— START Data listing —

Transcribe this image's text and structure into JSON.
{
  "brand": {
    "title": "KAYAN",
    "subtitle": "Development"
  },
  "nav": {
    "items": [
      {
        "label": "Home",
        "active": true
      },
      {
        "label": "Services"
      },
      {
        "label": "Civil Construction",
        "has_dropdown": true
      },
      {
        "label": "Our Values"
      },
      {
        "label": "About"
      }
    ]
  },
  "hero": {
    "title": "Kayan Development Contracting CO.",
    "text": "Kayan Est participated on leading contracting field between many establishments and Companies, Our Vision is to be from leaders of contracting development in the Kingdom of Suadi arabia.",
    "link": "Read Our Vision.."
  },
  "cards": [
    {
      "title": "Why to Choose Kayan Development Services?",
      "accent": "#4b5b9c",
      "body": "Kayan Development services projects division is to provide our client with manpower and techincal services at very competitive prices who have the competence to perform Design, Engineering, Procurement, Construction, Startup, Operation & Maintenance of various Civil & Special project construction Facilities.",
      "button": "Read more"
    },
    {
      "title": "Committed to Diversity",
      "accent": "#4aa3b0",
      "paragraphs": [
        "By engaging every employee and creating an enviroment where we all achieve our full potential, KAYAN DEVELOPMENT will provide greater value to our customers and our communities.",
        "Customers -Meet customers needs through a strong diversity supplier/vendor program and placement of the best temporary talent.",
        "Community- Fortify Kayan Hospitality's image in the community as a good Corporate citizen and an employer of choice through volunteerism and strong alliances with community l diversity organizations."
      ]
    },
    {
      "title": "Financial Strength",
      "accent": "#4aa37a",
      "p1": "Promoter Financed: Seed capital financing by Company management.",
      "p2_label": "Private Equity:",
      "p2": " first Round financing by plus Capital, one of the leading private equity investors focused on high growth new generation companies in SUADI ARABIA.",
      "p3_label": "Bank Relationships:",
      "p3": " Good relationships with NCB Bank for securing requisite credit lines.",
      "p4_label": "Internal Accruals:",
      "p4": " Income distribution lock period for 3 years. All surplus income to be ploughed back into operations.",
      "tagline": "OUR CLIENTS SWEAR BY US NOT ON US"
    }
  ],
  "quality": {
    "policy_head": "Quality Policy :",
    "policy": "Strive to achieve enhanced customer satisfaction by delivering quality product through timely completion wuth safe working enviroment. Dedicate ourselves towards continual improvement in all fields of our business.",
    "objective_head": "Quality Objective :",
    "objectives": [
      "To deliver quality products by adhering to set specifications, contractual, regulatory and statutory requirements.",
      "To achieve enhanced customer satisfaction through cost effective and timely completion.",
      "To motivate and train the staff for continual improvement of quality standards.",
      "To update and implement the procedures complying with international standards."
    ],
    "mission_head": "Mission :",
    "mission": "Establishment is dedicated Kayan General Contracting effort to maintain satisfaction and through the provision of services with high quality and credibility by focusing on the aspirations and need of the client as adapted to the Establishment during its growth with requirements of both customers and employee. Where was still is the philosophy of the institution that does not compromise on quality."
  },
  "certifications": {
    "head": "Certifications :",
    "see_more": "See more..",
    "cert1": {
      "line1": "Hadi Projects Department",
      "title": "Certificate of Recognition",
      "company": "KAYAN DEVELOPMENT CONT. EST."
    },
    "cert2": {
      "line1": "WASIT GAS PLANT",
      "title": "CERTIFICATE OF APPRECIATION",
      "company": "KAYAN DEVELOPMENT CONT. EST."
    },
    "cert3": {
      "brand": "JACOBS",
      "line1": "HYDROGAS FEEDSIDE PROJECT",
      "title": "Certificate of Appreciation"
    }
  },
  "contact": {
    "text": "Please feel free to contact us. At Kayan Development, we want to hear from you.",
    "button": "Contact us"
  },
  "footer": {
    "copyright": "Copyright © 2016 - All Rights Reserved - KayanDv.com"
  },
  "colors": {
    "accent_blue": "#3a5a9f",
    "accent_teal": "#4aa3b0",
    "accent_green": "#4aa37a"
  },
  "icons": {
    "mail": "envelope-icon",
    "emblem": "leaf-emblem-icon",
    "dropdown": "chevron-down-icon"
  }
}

— END Data listing —

## Goal
Return all of the entries exactly as written.

## Response for this exercise
Transcribe this image's text and structure into JSON.
{
  "brand": {
    "title": "KAYAN",
    "subtitle": "Development"
  },
  "nav": {
    "items": [
      {
        "label": "Home",
        "active": true
      },
      {
        "label": "Services"
      },
      {
        "label": "Civil Construction",
        "has_dropdown": true
      },
      {
        "label": "Our Values"
      },
      {
        "label": "About"
      }
    ]
  },
  "hero": {
    "title": "Kayan Development Contracting CO.",
    "text": "Kayan Est participated on leading contracting field between many establishments and Companies, Our Vision is to be from leaders of contracting development in the Kingdom of Suadi arabia.",
    "link": "Read Our Vision.."
  },
  "cards": [
    {
      "title": "Why to Choose Kayan Development Services?",
      "accent": "#4b5b9c",
      "body": "Kayan Development services projects division is to provide our client with manpower and techincal services at very competitive prices who have the competence to perform Design, Engineering, Procurement, Construction, Startup, Operation & Maintenance of various Civil & Special project construction Facilities.",
      "button": "Read more"
    },
    {
      "title": "Committed to Diversity",
      "accent": "#4aa3b0",
      "paragraphs": [
        "By engaging every employee and creating an enviroment where we all achieve our full potential, KAYAN DEVELOPMENT will provide greater value to our customers and our communities.",
        "Customers -Meet customers needs through a strong diversity supplier/vendor program and placement of the best temporary talent.",
        "Community- Fortify Kayan Hospitality's image in the community as a good Corporate citizen and an employer of choice through volunteerism and strong alliances with community l diversity organizations."
      ]
    },
    {
      "title": "Financial Strength",
      "accent": "#4aa37a",
      "p1": "Promoter Financed: Seed capital financing by Company management.",
      "p2_label": "Private Equity:",
      "p2": " first Round financing by plus Capital, one of the leading private equity investors focused on high growth new generation companies in SUADI ARABIA.",
      "p3_label": "Bank Relationships:",
      "p3": " Good relationships with NCB Bank for securing requisite credit lines.",
      "p4_label": "Internal Accruals:",
      "p4": " Income distribution lock period for 3 years. All surplus income to be ploughed back into operations.",
      "tagline": "OUR CLIENTS SWEAR BY US NOT ON US"
    }
  ],
  "quality": {
    "policy_head": "Quality Policy :",
    "policy": "Strive to achieve enhanced customer satisfaction by delivering quality product through timely completion wuth safe working enviroment. Dedicate ourselves towards continual improvement in all fields of our business.",
    "objective_head": "Quality Objective :",
    "objectives": [
      "To deliver quality products by adhering to set specifications, contractual, regulatory and statutory requirements.",
      "To achieve enhanced customer satisfaction through cost effective and timely completion.",
      "To motivate and train the staff for continual improvement of quality standards.",
      "To update and implement the procedures complying with international standards."
    ],
    "mission_head": "Mission :",
    "mission": "Establishment is dedicated Kayan General Contracting effort to maintain satisfaction and through the provision of services with high quality and credibility by focusing on the aspirations and need of the client as adapted to the Establishment during its growth with requirements of both customers and employee. Where was still is the philosophy of the institution that does not compromise on quality."
  },
  "certifications": {
    "head": "Certifications :",
    "see_more": "See more..",
    "cert1": {
      "line1": "Hadi Projects Department",
      "title": "Certificate of Recognition",
      "company": "KAYAN DEVELOPMENT CONT. EST."
    },
    "cert2": {
      "line1": "WASIT GAS PLANT",
      "title": "CERTIFICATE OF APPRECIATION",
      "company": "KAYAN DEVELOPMENT CONT. EST."
    },
    "cert3": {
      "brand": "JACOBS",
      "line1": "HYDROGAS FEEDSIDE PROJECT",
      "title": "Certificate of Appreciation"
    }
  },
  "contact": {
    "text": "Please feel free to contact us. At Kayan Development, we want to hear from you.",
    "button": "Contact us"
  },
  "footer": {
    "copyright": "Copyright © 2016 - All Rights Reserved - KayanDv.com"
  },
  "colors": {
    "accent_blue": "#3a5a9f",
    "accent_teal": "#4aa3b0",
    "accent_green": "#4aa37a"
  },
  "icons": {
    "mail": "envelope-icon",
    "emblem": "leaf-emblem-icon",
    "dropdown": "chevron-down-icon"
  }
}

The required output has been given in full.